◆ The problem
Say how many lines contain the word "JSON" and give no other text.

◆ Exercise material
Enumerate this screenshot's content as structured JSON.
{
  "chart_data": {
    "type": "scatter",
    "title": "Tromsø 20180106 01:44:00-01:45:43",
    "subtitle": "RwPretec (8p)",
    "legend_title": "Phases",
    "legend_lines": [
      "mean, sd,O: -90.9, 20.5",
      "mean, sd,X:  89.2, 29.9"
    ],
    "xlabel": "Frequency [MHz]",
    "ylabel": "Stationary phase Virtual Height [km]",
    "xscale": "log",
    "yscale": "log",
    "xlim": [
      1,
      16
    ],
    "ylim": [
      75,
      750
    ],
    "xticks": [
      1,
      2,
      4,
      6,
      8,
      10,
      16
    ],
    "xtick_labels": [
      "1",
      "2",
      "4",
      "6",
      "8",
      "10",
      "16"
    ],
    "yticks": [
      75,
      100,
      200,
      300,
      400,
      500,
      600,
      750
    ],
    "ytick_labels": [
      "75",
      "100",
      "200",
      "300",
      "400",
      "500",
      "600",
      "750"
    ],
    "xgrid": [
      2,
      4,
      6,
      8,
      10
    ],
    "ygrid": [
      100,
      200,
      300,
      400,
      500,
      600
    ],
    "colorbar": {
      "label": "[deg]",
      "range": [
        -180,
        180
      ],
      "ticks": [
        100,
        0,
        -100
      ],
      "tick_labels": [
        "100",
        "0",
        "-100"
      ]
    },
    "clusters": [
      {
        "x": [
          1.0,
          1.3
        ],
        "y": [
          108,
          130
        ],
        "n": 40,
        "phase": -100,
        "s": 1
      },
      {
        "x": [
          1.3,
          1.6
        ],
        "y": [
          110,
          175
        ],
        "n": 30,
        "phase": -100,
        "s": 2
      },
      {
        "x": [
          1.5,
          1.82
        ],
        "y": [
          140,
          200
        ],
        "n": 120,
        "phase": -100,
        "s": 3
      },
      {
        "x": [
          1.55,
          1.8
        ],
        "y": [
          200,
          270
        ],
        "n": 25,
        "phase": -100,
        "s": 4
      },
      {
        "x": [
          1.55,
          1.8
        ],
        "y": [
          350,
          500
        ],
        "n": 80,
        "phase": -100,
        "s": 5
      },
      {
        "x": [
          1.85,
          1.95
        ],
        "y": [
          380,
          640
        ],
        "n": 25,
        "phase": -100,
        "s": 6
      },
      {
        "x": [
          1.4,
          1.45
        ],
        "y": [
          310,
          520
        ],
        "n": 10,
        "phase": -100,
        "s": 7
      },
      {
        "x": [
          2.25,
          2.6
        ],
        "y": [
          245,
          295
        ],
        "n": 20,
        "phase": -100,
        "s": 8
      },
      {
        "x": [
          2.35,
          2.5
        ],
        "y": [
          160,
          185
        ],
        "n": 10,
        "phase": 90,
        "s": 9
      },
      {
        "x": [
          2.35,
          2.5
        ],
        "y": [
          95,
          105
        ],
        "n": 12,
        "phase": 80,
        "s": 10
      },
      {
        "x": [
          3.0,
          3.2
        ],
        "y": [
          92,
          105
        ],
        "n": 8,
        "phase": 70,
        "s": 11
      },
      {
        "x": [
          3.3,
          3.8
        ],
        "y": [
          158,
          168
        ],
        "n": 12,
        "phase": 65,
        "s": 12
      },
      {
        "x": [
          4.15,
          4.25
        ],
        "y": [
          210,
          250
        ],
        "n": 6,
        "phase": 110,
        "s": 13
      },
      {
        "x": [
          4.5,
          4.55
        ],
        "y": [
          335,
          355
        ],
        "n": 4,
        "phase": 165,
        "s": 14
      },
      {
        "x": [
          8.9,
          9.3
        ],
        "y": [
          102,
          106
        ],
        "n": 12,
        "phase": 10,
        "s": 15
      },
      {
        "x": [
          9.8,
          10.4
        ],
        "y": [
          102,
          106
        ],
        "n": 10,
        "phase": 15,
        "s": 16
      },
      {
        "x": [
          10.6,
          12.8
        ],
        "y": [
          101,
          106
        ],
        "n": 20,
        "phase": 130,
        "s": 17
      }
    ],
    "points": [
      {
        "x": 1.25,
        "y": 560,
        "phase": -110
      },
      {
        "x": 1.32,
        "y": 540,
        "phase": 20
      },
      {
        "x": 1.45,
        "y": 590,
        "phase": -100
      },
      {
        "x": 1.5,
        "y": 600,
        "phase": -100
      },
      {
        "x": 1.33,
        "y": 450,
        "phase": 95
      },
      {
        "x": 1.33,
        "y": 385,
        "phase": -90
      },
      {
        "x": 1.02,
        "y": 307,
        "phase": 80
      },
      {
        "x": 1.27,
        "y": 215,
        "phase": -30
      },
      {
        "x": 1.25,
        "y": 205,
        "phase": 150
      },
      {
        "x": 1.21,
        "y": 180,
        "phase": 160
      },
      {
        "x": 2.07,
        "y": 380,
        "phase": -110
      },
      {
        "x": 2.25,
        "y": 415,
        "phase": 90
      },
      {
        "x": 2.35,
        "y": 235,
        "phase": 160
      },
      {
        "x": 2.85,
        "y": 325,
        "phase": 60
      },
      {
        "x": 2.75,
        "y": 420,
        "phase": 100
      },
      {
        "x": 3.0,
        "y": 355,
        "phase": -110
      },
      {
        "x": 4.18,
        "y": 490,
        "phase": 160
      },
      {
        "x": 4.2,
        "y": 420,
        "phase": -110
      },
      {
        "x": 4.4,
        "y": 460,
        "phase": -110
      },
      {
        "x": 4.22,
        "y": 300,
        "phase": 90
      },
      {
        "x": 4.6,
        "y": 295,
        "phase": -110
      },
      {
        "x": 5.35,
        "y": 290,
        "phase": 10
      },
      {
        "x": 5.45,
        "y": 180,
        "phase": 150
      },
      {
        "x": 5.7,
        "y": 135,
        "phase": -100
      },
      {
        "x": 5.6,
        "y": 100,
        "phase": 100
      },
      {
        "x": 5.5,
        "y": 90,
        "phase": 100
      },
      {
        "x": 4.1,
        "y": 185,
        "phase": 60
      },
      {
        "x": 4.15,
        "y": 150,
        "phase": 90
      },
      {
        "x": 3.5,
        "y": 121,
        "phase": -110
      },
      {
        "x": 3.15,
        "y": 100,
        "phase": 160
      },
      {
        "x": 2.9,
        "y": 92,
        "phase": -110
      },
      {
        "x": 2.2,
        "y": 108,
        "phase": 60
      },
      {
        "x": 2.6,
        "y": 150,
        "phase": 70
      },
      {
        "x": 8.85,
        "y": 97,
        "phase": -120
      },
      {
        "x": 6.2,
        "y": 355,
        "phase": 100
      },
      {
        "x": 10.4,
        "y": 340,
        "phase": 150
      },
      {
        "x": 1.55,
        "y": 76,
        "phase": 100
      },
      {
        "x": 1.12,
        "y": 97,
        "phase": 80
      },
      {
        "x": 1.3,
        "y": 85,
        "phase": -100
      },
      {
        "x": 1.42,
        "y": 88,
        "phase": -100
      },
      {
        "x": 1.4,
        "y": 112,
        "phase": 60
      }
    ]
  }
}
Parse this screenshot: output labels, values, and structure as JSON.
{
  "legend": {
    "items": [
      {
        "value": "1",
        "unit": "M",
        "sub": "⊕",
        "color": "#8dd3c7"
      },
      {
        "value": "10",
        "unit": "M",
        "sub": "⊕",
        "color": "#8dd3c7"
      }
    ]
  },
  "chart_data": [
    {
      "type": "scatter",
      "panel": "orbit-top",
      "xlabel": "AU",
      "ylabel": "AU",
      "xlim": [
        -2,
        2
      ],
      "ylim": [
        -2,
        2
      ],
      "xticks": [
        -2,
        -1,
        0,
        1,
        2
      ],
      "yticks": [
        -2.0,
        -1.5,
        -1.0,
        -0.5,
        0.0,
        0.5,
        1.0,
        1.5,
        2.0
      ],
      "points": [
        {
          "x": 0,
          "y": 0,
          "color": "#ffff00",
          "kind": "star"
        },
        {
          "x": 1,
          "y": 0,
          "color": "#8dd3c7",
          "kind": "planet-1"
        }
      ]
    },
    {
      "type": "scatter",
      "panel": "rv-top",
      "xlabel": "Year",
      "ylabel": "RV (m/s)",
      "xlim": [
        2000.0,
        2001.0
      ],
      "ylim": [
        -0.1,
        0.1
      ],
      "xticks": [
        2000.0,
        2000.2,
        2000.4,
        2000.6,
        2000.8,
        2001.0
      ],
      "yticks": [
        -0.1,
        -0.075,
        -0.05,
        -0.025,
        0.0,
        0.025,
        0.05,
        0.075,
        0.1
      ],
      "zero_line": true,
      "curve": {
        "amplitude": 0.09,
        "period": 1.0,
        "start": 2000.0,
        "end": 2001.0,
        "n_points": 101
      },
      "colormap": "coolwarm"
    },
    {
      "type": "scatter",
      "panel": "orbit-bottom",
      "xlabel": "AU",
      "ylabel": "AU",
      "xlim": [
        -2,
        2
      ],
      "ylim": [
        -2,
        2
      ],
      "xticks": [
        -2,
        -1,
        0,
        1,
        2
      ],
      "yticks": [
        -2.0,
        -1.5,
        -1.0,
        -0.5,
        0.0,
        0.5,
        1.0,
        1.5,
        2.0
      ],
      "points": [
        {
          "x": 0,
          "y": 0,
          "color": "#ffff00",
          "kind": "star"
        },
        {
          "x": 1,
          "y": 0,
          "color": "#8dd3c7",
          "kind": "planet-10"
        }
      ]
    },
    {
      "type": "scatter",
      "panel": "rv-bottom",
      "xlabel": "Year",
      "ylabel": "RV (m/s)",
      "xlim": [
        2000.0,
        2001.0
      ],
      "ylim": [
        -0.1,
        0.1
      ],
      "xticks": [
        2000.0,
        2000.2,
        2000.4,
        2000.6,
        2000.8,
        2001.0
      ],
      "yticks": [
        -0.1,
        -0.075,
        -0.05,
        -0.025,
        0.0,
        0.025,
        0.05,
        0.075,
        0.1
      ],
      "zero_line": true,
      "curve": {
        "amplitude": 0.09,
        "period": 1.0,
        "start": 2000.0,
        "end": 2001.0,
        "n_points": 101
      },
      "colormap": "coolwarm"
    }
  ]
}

◆ Response to the task
2